(Dataset entries)
┌──

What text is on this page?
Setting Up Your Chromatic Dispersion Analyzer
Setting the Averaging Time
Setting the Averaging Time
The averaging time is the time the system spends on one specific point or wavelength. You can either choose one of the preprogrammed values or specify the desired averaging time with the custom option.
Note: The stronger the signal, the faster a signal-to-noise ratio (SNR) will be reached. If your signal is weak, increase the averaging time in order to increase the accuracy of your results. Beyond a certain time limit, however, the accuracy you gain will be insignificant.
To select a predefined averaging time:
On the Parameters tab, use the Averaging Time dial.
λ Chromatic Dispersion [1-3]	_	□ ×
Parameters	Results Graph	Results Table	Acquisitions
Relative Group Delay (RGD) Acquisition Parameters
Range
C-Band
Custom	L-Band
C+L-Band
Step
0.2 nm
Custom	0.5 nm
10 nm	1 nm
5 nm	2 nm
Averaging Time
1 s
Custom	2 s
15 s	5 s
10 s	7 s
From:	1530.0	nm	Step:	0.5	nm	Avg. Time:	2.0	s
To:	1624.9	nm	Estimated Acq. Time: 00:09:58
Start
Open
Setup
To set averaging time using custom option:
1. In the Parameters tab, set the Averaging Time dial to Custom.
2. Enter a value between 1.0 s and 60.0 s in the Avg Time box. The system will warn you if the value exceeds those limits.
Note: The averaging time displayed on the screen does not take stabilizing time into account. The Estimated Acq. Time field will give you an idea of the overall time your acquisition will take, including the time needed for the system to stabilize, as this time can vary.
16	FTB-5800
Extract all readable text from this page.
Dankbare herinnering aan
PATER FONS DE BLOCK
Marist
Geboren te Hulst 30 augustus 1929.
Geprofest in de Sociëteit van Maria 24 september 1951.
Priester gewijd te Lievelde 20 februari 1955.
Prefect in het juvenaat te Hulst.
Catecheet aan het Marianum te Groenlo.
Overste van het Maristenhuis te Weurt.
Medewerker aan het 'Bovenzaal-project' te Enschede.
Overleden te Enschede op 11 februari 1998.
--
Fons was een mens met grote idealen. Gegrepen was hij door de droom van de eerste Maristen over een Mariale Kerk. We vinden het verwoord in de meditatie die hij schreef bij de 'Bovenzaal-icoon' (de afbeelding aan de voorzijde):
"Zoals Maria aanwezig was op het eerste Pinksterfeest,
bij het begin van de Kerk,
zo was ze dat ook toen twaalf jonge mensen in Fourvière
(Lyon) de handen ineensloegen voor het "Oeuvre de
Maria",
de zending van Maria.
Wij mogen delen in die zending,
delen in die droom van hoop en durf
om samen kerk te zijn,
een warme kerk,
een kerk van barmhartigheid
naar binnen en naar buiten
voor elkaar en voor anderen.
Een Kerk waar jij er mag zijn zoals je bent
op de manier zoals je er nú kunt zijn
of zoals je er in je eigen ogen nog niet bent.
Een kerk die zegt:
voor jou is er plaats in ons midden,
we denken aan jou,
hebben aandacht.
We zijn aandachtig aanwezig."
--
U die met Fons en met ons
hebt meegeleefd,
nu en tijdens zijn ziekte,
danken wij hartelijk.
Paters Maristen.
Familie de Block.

└──

__WHAT IS BEING ASKED__: Each record must be repeated exactly as it is.

__EXERCISE ANSWER__:
What text is on this page?
Setting Up Your Chromatic Dispersion Analyzer
Setting the Averaging Time
Setting the Averaging Time
The averaging time is the time the system spends on one specific point or wavelength. You can either choose one of the preprogrammed values or specify the desired averaging time with the custom option.
Note: The stronger the signal, the faster a signal-to-noise ratio (SNR) will be reached. If your signal is weak, increase the averaging time in order to increase the accuracy of your results. Beyond a certain time limit, however, the accuracy you gain will be insignificant.
To select a predefined averaging time:
On the Parameters tab, use the Averaging Time dial.
λ Chromatic Dispersion [1-3]	_	□ ×
Parameters	Results Graph	Results Table	Acquisitions
Relative Group Delay (RGD) Acquisition Parameters
Range
C-Band
Custom	L-Band
C+L-Band
Step
0.2 nm
Custom	0.5 nm
10 nm	1 nm
5 nm	2 nm
Averaging Time
1 s
Custom	2 s
15 s	5 s
10 s	7 s
From:	1530.0	nm	Step:	0.5	nm	Avg. Time:	2.0	s
To:	1624.9	nm	Estimated Acq. Time: 00:09:58
Start
Open
Setup
To set averaging time using custom option:
1. In the Parameters tab, set the Averaging Time dial to Custom.
2. Enter a value between 1.0 s and 60.0 s in the Avg Time box. The system will warn you if the value exceeds those limits.
Note: The averaging time displayed on the screen does not take stabilizing time into account. The Estimated Acq. Time field will give you an idea of the overall time your acquisition will take, including the time needed for the system to stabilize, as this time can vary.
16	FTB-5800
Extract all readable text from this page.
Dankbare herinnering aan
PATER FONS DE BLOCK
Marist
Geboren te Hulst 30 augustus 1929.
Geprofest in de Sociëteit van Maria 24 september 1951.
Priester gewijd te Lievelde 20 februari 1955.
Prefect in het juvenaat te Hulst.
Catecheet aan het Marianum te Groenlo.
Overste van het Maristenhuis te Weurt.
Medewerker aan het 'Bovenzaal-project' te Enschede.
Overleden te Enschede op 11 februari 1998.
--
Fons was een mens met grote idealen. Gegrepen was hij door de droom van de eerste Maristen over een Mariale Kerk. We vinden het verwoord in de meditatie die hij schreef bij de 'Bovenzaal-icoon' (de afbeelding aan de voorzijde):
"Zoals Maria aanwezig was op het eerste Pinksterfeest,
bij het begin van de Kerk,
zo was ze dat ook toen twaalf jonge mensen in Fourvière
(Lyon) de handen ineensloegen voor het "Oeuvre de
Maria",
de zending van Maria.
Wij mogen delen in die zending,
delen in die droom van hoop en durf
om samen kerk te zijn,
een warme kerk,
een kerk van barmhartigheid
naar binnen en naar buiten
voor elkaar en voor anderen.
Een Kerk waar jij er mag zijn zoals je bent
op de manier zoals je er nú kunt zijn
of zoals je er in je eigen ogen nog niet bent.
Een kerk die zegt:
voor jou is er plaats in ons midden,
we denken aan jou,
hebben aandacht.
We zijn aandachtig aanwezig."
--
U die met Fons en met ons
hebt meegeleefd,
nu en tijdens zijn ziekte,
danken wij hartelijk.
Paters Maristen.
Familie de Block.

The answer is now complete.